STATED GOAL: Repeat everything in the material exactly.

GIVEN RECORDS:
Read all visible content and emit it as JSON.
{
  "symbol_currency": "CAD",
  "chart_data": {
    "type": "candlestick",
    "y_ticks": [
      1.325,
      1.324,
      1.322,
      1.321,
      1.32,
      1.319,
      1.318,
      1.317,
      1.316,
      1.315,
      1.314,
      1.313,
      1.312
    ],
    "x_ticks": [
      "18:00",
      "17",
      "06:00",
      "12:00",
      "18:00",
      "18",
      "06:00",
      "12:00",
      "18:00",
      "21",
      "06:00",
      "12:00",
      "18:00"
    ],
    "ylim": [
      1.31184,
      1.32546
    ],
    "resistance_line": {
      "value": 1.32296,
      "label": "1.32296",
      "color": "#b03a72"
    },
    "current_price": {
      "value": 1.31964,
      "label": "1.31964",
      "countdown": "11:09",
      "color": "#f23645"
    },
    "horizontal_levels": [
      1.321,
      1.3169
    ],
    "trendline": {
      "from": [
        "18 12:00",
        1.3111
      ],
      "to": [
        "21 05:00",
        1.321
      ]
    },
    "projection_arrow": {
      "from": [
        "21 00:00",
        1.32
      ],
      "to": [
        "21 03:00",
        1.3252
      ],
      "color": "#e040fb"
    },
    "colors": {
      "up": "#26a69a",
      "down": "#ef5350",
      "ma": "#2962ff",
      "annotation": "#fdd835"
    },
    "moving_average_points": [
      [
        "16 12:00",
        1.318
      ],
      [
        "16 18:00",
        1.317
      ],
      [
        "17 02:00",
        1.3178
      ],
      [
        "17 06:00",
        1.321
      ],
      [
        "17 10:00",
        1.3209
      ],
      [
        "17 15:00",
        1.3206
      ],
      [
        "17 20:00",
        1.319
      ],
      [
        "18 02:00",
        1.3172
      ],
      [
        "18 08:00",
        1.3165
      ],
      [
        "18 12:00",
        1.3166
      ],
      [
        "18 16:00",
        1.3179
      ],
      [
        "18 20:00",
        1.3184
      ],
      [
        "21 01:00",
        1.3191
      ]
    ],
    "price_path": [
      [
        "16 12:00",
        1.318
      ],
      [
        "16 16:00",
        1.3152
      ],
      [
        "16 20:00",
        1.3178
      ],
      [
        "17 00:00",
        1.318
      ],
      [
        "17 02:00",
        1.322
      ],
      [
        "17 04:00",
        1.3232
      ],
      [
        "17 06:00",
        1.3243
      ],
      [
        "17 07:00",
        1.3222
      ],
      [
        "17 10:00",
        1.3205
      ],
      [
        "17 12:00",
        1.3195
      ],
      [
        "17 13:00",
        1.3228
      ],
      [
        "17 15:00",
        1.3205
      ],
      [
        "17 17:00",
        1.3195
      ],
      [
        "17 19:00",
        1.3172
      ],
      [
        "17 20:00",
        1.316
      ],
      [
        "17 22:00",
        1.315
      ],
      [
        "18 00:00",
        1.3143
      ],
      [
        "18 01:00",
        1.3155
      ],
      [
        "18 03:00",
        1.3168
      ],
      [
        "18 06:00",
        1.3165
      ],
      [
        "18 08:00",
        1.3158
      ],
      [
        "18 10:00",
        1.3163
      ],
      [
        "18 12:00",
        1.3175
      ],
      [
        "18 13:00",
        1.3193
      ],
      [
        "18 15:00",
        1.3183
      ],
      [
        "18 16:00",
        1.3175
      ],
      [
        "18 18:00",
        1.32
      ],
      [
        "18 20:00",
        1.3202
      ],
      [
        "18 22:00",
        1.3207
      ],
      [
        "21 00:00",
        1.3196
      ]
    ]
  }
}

TASK RESULT:
Read all visible content and emit it as JSON.
{
  "symbol_currency": "CAD",
  "chart_data": {
    "type": "candlestick",
    "y_ticks": [
      1.325,
      1.324,
      1.322,
      1.321,
      1.32,
      1.319,
      1.318,
      1.317,
      1.316,
      1.315,
      1.314,
      1.313,
      1.312
    ],
    "x_ticks": [
      "18:00",
      "17",
      "06:00",
      "12:00",
      "18:00",
      "18",
      "06:00",
      "12:00",
      "18:00",
      "21",
      "06:00",
      "12:00",
      "18:00"
    ],
    "ylim": [
      1.31184,
      1.32546
    ],
    "resistance_line": {
      "value": 1.32296,
      "label": "1.32296",
      "color": "#b03a72"
    },
    "current_price": {
      "value": 1.31964,
      "label": "1.31964",
      "countdown": "11:09",
      "color": "#f23645"
    },
    "horizontal_levels": [
      1.321,
      1.3169
    ],
    "trendline": {
      "from": [
        "18 12:00",
        1.3111
      ],
      "to": [
        "21 05:00",
        1.321
      ]
    },
    "projection_arrow": {
      "from": [
        "21 00:00",
        1.32
      ],
      "to": [
        "21 03:00",
        1.3252
      ],
      "color": "#e040fb"
    },
    "colors": {
      "up": "#26a69a",
      "down": "#ef5350",
      "ma": "#2962ff",
      "annotation": "#fdd835"
    },
    "moving_average_points": [
      [
        "16 12:00",
        1.318
      ],
      [
        "16 18:00",
        1.317
      ],
      [
        "17 02:00",
        1.3178
      ],
      [
        "17 06:00",
        1.321
      ],
      [
        "17 10:00",
        1.3209
      ],
      [
        "17 15:00",
        1.3206
      ],
      [
        "17 20:00",
        1.319
      ],
      [
        "18 02:00",
        1.3172
      ],
      [
        "18 08:00",
        1.3165
      ],
      [
        "18 12:00",
        1.3166
      ],
      [
        "18 16:00",
        1.3179
      ],
      [
        "18 20:00",
        1.3184
      ],
      [
        "21 01:00",
        1.3191
      ]
    ],
    "price_path": [
      [
        "16 12:00",
        1.318
      ],
      [
        "16 16:00",
        1.3152
      ],
      [
        "16 20:00",
        1.3178
      ],
      [
        "17 00:00",
        1.318
      ],
      [
        "17 02:00",
        1.322
      ],
      [
        "17 04:00",
        1.3232
      ],
      [
        "17 06:00",
        1.3243
      ],
      [
        "17 07:00",
        1.3222
      ],
      [
        "17 10:00",
        1.3205
      ],
      [
        "17 12:00",
        1.3195
      ],
      [
        "17 13:00",
        1.3228
      ],
      [
        "17 15:00",
        1.3205
      ],
      [
        "17 17:00",
        1.3195
      ],
      [
        "17 19:00",
        1.3172
      ],
      [
        "17 20:00",
        1.316
      ],
      [
        "17 22:00",
        1.315
      ],
      [
        "18 00:00",
        1.3143
      ],
      [
        "18 01:00",
        1.3155
      ],
      [
        "18 03:00",
        1.3168
      ],
      [
        "18 06:00",
        1.3165
      ],
      [
        "18 08:00",
        1.3158
      ],
      [
        "18 10:00",
        1.3163
      ],
      [
        "18 12:00",
        1.3175
      ],
      [
        "18 13:00",
        1.3193
      ],
      [
        "18 15:00",
        1.3183
      ],
      [
        "18 16:00",
        1.3175
      ],
      [
        "18 18:00",
        1.32
      ],
      [
        "18 20:00",
        1.3202
      ],
      [
        "18 22:00",
        1.3207
      ],
      [
        "21 00:00",
        1.3196
      ]
    ]
  }
}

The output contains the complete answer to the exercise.